_INPUT RECORDS_:
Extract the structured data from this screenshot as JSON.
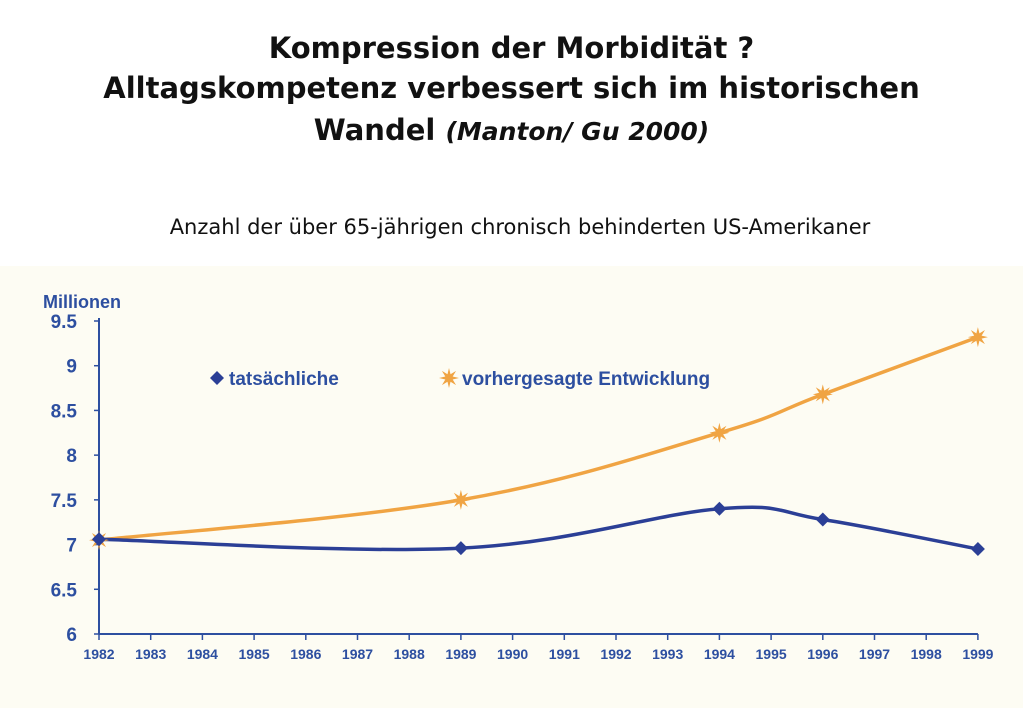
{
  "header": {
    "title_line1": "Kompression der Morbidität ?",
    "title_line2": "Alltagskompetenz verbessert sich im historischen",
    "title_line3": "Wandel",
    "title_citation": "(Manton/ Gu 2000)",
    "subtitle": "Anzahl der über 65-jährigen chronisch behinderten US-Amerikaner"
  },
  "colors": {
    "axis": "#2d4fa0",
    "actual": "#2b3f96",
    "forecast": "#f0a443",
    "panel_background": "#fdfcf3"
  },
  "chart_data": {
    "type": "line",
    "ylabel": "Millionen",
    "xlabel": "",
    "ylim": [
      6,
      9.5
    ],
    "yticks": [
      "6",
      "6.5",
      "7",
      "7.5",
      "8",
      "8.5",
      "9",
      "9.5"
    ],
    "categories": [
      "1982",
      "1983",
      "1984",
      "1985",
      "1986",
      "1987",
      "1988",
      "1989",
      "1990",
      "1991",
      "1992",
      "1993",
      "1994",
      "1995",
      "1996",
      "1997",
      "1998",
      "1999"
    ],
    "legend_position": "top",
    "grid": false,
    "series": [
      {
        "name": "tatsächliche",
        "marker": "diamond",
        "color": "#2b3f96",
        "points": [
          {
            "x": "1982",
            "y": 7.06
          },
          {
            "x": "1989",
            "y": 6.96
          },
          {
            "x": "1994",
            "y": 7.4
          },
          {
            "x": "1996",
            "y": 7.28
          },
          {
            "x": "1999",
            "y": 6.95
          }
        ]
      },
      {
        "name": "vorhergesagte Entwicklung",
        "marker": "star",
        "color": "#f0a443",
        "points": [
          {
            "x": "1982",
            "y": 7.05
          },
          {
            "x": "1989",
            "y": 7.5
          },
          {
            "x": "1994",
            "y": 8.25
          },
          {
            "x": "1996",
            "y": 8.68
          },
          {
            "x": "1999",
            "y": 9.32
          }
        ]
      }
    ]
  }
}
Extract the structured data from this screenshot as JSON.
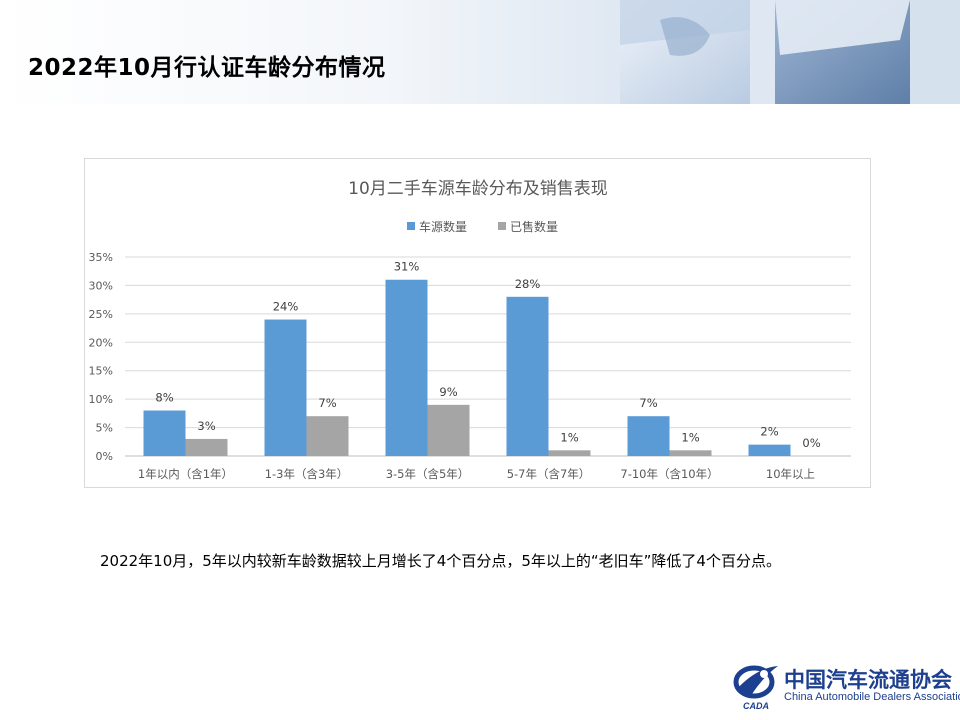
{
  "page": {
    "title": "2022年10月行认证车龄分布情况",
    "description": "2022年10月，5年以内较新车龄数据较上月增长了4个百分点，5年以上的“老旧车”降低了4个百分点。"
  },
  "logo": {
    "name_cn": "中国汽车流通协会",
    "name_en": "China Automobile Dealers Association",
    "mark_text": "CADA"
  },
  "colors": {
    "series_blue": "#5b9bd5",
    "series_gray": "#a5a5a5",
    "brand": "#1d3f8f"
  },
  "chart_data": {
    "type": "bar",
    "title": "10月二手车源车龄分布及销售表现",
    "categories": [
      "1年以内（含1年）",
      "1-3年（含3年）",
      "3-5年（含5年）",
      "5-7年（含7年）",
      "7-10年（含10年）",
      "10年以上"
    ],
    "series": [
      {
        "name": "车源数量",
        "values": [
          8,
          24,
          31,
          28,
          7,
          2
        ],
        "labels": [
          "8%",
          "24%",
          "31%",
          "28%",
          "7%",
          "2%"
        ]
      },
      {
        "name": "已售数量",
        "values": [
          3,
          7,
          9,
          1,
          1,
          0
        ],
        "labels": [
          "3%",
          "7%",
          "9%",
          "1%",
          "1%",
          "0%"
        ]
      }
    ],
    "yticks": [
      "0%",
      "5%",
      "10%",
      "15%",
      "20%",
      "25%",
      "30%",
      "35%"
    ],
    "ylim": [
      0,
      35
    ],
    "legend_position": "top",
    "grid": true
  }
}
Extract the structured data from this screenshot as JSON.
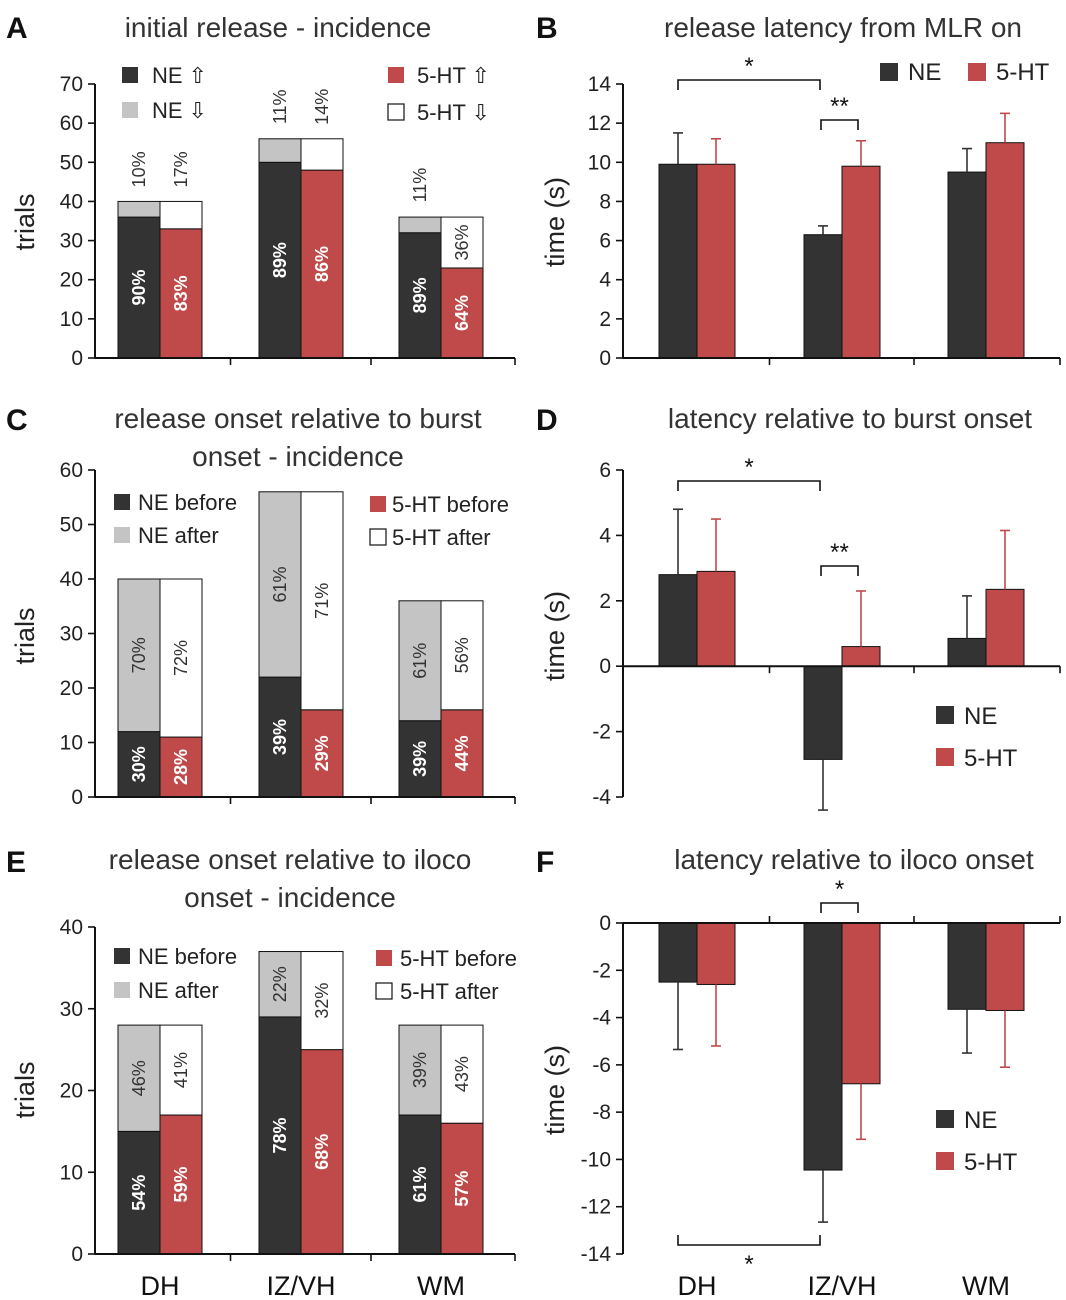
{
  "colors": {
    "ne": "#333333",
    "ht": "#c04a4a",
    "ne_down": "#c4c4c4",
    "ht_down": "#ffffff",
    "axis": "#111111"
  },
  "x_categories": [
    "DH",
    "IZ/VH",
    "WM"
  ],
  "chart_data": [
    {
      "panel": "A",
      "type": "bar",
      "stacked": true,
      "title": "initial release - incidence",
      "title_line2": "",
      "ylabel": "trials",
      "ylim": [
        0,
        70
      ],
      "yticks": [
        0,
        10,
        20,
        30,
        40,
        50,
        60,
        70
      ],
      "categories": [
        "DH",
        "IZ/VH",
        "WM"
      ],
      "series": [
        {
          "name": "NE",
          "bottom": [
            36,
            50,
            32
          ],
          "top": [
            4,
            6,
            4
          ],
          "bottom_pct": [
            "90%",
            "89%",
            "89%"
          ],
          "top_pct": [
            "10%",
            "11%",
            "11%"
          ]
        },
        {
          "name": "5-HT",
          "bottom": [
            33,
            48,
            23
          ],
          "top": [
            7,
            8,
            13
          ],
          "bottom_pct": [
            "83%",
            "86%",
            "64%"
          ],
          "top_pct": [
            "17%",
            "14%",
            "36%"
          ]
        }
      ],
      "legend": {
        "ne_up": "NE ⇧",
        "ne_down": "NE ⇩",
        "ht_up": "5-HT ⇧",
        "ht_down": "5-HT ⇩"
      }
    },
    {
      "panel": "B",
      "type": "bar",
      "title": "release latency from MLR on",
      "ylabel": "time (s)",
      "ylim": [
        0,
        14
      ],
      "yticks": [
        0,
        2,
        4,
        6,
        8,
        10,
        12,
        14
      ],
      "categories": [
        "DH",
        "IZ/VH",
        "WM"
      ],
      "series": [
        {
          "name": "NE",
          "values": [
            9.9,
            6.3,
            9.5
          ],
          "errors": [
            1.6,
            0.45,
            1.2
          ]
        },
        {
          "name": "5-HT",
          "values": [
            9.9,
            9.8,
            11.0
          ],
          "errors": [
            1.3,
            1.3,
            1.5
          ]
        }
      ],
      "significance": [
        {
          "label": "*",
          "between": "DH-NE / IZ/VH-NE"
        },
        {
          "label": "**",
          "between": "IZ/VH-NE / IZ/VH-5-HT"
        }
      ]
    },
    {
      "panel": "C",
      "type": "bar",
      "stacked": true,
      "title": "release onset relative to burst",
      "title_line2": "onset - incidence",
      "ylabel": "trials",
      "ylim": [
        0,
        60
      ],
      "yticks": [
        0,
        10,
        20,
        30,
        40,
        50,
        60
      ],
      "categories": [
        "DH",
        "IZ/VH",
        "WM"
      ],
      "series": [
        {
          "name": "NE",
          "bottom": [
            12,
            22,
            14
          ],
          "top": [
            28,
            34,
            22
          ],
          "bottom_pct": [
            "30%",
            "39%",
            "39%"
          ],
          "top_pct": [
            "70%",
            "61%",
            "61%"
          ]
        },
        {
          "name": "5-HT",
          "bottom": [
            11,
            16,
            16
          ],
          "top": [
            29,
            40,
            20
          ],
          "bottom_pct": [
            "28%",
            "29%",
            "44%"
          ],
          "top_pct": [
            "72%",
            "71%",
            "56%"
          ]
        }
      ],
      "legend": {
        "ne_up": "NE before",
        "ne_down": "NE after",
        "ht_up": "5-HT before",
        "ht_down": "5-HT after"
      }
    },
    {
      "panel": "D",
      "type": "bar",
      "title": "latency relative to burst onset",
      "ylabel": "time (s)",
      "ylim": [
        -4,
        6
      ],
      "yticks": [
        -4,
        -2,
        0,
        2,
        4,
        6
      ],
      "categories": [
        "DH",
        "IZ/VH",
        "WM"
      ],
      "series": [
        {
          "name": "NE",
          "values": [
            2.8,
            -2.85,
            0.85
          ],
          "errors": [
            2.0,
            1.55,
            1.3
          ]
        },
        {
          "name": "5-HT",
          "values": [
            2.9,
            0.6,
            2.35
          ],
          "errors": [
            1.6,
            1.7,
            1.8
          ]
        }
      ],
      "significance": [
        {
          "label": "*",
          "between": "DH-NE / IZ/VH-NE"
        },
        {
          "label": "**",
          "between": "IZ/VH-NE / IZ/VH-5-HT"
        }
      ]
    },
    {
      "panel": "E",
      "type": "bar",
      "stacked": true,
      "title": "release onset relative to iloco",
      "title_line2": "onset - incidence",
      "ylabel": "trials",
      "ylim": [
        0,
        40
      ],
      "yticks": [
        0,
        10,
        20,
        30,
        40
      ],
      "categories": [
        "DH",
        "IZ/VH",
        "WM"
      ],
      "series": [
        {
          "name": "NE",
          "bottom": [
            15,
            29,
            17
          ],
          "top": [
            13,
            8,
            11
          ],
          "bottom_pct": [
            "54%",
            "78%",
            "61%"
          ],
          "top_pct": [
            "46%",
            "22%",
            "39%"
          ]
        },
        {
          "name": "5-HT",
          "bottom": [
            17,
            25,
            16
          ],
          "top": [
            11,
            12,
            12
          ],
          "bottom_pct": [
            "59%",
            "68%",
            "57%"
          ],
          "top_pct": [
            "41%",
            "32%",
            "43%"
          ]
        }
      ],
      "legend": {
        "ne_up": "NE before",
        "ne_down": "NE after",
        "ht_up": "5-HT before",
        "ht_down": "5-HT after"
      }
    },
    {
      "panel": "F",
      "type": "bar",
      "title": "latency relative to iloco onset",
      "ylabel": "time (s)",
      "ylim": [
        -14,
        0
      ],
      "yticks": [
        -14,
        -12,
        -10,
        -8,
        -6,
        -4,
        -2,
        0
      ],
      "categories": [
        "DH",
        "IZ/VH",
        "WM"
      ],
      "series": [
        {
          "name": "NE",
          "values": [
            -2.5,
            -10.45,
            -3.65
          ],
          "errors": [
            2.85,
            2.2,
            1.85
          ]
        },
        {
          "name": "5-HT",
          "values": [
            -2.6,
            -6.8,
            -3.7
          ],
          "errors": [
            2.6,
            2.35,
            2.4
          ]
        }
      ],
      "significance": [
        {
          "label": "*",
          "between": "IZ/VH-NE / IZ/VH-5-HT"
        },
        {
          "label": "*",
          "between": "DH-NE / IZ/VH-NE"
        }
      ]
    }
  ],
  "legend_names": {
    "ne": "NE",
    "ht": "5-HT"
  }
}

_EXERCISE TASK_: Give the count of lines in the data shown above that contain "latency", and nothing else.

_EXPECTED ANSWER_: 3